[Start]

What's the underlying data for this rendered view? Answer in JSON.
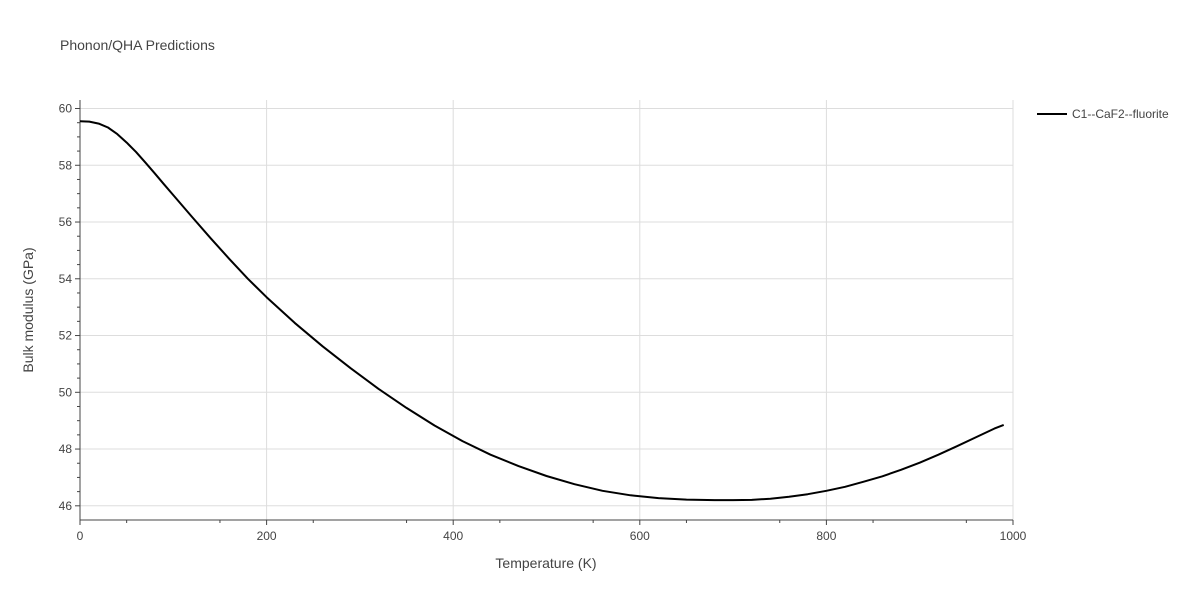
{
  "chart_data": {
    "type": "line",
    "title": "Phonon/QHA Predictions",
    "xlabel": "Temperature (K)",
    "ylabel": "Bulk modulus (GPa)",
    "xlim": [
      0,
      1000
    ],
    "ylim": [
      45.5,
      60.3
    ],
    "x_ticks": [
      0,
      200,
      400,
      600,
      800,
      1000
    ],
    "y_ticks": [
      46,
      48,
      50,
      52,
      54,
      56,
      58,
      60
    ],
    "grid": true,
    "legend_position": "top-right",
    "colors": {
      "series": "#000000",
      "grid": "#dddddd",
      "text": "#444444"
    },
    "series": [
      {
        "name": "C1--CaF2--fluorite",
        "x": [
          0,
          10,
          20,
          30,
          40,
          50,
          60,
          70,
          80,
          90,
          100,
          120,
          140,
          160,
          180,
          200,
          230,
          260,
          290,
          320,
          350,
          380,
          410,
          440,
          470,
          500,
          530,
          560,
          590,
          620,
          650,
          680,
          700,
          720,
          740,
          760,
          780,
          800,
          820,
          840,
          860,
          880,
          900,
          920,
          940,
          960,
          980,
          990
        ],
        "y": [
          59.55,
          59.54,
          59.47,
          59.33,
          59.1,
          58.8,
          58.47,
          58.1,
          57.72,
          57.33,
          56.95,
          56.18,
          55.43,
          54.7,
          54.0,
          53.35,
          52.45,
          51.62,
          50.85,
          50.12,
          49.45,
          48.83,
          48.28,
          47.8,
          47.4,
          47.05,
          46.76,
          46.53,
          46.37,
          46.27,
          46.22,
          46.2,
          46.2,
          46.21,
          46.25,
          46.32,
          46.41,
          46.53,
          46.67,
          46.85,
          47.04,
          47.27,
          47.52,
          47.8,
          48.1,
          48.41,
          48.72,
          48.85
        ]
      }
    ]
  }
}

[End]

Set every line down exactly as written, leaving each picture out.

What's the underlying data for this rendered view? Answer in JSON.
{
  "chart_data": {
    "type": "line",
    "title": "Phonon/QHA Predictions",
    "xlabel": "Temperature (K)",
    "ylabel": "Bulk modulus (GPa)",
    "xlim": [
      0,
      1000
    ],
    "ylim": [
      45.5,
      60.3
    ],
    "x_ticks": [
      0,
      200,
      400,
      600,
      800,
      1000
    ],
    "y_ticks": [
      46,
      48,
      50,
      52,
      54,
      56,
      58,
      60
    ],
    "grid": true,
    "legend_position": "top-right",
    "colors": {
      "series": "#000000",
      "grid": "#dddddd",
      "text": "#444444"
    },
    "series": [
      {
        "name": "C1--CaF2--fluorite",
        "x": [
          0,
          10,
          20,
          30,
          40,
          50,
          60,
          70,
          80,
          90,
          100,
          120,
          140,
          160,
          180,
          200,
          230,
          260,
          290,
          320,
          350,
          380,
          410,
          440,
          470,
          500,
          530,
          560,
          590,
          620,
          650,
          680,
          700,
          720,
          740,
          760,
          780,
          800,
          820,
          840,
          860,
          880,
          900,
          920,
          940,
          960,
          980,
          990
        ],
        "y": [
          59.55,
          59.54,
          59.47,
          59.33,
          59.1,
          58.8,
          58.47,
          58.1,
          57.72,
          57.33,
          56.95,
          56.18,
          55.43,
          54.7,
          54.0,
          53.35,
          52.45,
          51.62,
          50.85,
          50.12,
          49.45,
          48.83,
          48.28,
          47.8,
          47.4,
          47.05,
          46.76,
          46.53,
          46.37,
          46.27,
          46.22,
          46.2,
          46.2,
          46.21,
          46.25,
          46.32,
          46.41,
          46.53,
          46.67,
          46.85,
          47.04,
          47.27,
          47.52,
          47.8,
          48.1,
          48.41,
          48.72,
          48.85
        ]
      }
    ]
  }
}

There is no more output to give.